**** Material supplied ****
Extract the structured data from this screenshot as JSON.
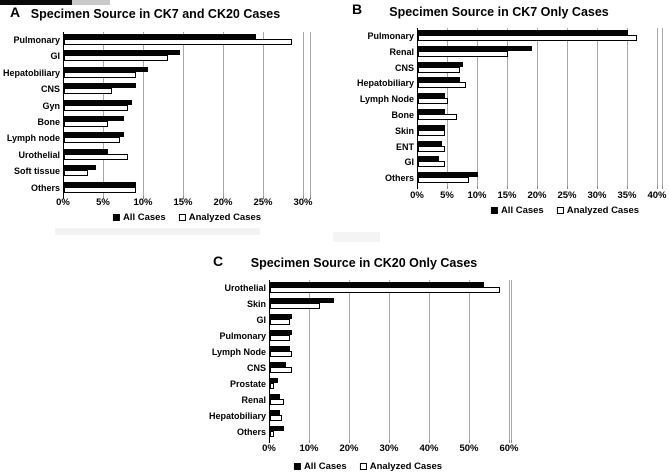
{
  "figure": {
    "background": "#ffffff",
    "bar_color_all": "#050505",
    "bar_color_analyzed": "#ffffff",
    "gridline_color": "#a8a8a8"
  },
  "chart_data": [
    {
      "type": "bar",
      "orientation": "horizontal",
      "panel": "A",
      "title": "Specimen Source in CK7 and CK20 Cases",
      "categories": [
        "Pulmonary",
        "GI",
        "Hepatobiliary",
        "CNS",
        "Gyn",
        "Bone",
        "Lymph node",
        "Urothelial",
        "Soft tissue",
        "Others"
      ],
      "series": [
        {
          "name": "All Cases",
          "values": [
            24,
            14.5,
            10.5,
            9,
            8.5,
            7.5,
            7.5,
            5.5,
            4,
            9
          ]
        },
        {
          "name": "Analyzed Cases",
          "values": [
            28.5,
            13,
            9,
            6,
            8,
            5.5,
            7,
            8,
            3,
            9
          ]
        }
      ],
      "xlim": [
        0,
        30
      ],
      "tick_step": 5,
      "tick_labels": [
        "0%",
        "5%",
        "10%",
        "15%",
        "20%",
        "25%",
        "30%"
      ],
      "grid": true,
      "legend_position": "bottom"
    },
    {
      "type": "bar",
      "orientation": "horizontal",
      "panel": "B",
      "title": "Specimen Source in CK7 Only Cases",
      "categories": [
        "Pulmonary",
        "Renal",
        "CNS",
        "Hepatobiliary",
        "Lymph Node",
        "Bone",
        "Skin",
        "ENT",
        "GI",
        "Others"
      ],
      "series": [
        {
          "name": "All Cases",
          "values": [
            35,
            19,
            7.5,
            7,
            4.5,
            4.5,
            4.5,
            4,
            3.5,
            10
          ]
        },
        {
          "name": "Analyzed Cases",
          "values": [
            36.5,
            15,
            7,
            8,
            5,
            6.5,
            4.5,
            4.5,
            4.5,
            8.5
          ]
        }
      ],
      "xlim": [
        0,
        40
      ],
      "tick_step": 5,
      "tick_labels": [
        "0%",
        "5%",
        "10%",
        "15%",
        "20%",
        "25%",
        "30%",
        "35%",
        "40%"
      ],
      "grid": true,
      "legend_position": "bottom"
    },
    {
      "type": "bar",
      "orientation": "horizontal",
      "panel": "C",
      "title": "Specimen Source in CK20 Only Cases",
      "categories": [
        "Urothelial",
        "Skin",
        "GI",
        "Pulmonary",
        "Lymph Node",
        "CNS",
        "Prostate",
        "Renal",
        "Hepatobiliary",
        "Others"
      ],
      "series": [
        {
          "name": "All Cases",
          "values": [
            53.5,
            16,
            5.5,
            5.5,
            5,
            4,
            2,
            2.5,
            2.5,
            3.5
          ]
        },
        {
          "name": "Analyzed Cases",
          "values": [
            57.5,
            12.5,
            5,
            5,
            5.5,
            5.5,
            1,
            3.5,
            3,
            1
          ]
        }
      ],
      "xlim": [
        0,
        60
      ],
      "tick_step": 10,
      "tick_labels": [
        "0%",
        "10%",
        "20%",
        "30%",
        "40%",
        "50%",
        "60%"
      ],
      "grid": true,
      "legend_position": "bottom"
    }
  ]
}
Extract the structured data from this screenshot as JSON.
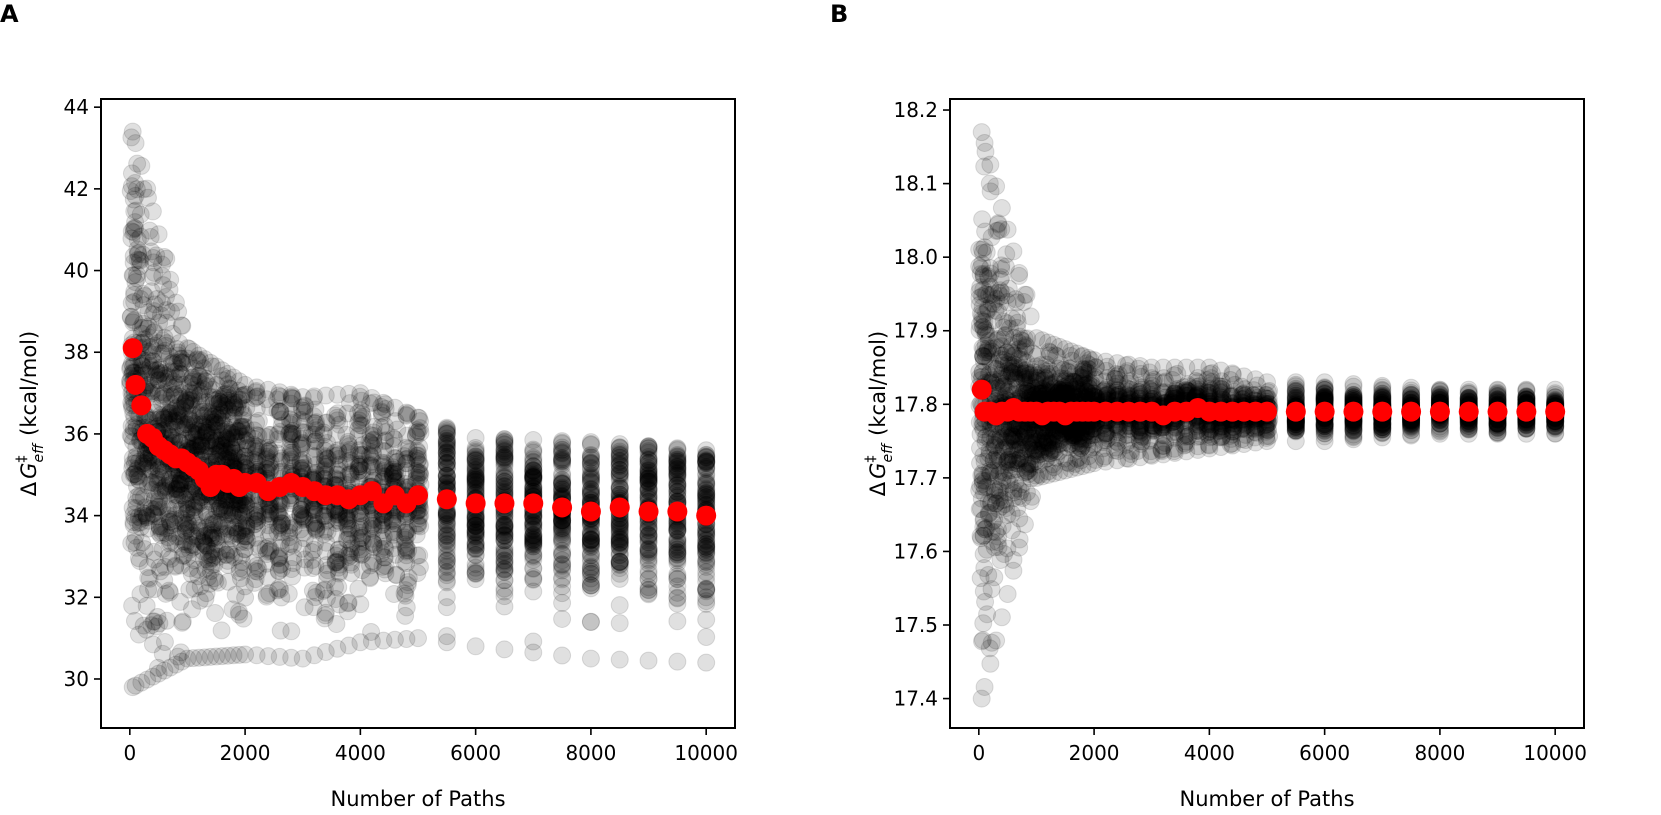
****
• Exercise prompt:
Work out how many lines above contain the word "ffffff". Give only the number.

• Reply to the task:
2